• Given problem:
Each line that holds the word "symbol" counts once; report how many lines do so and nothing else.

'''

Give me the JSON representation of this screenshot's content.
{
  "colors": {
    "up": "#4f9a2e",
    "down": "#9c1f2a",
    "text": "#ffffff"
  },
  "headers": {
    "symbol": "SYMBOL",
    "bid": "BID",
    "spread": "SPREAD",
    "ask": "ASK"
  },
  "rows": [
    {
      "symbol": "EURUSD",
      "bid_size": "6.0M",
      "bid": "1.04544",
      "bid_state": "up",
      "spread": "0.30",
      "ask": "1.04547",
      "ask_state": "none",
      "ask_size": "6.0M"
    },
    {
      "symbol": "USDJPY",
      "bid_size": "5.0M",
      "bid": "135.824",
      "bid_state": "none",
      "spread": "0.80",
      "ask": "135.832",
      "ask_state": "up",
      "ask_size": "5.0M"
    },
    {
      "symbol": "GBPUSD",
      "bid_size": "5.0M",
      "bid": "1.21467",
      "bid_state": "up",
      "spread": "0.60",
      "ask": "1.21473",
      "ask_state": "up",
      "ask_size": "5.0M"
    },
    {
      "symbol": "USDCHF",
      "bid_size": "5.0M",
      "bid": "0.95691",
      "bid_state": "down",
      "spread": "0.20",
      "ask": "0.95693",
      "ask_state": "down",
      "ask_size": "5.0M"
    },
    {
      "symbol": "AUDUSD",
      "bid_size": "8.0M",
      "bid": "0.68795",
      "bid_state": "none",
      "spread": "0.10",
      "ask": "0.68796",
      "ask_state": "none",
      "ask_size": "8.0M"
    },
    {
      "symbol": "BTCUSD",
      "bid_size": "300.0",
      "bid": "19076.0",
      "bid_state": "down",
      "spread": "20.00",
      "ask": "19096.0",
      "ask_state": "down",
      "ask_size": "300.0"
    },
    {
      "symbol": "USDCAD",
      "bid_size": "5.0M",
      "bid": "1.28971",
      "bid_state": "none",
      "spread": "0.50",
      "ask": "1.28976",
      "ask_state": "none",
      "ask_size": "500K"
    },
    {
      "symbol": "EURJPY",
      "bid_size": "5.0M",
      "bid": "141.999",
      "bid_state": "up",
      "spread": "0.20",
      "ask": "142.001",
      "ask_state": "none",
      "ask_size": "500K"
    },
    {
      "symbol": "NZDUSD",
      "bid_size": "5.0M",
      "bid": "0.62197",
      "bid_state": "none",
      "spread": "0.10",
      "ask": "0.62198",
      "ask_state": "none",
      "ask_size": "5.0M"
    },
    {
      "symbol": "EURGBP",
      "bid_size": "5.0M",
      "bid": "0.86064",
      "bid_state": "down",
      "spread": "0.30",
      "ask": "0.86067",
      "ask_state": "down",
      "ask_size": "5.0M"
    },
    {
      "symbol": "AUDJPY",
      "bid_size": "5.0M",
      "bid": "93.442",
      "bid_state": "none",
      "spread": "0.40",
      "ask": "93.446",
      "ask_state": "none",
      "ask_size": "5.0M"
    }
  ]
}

'''

• Answer for the task:
12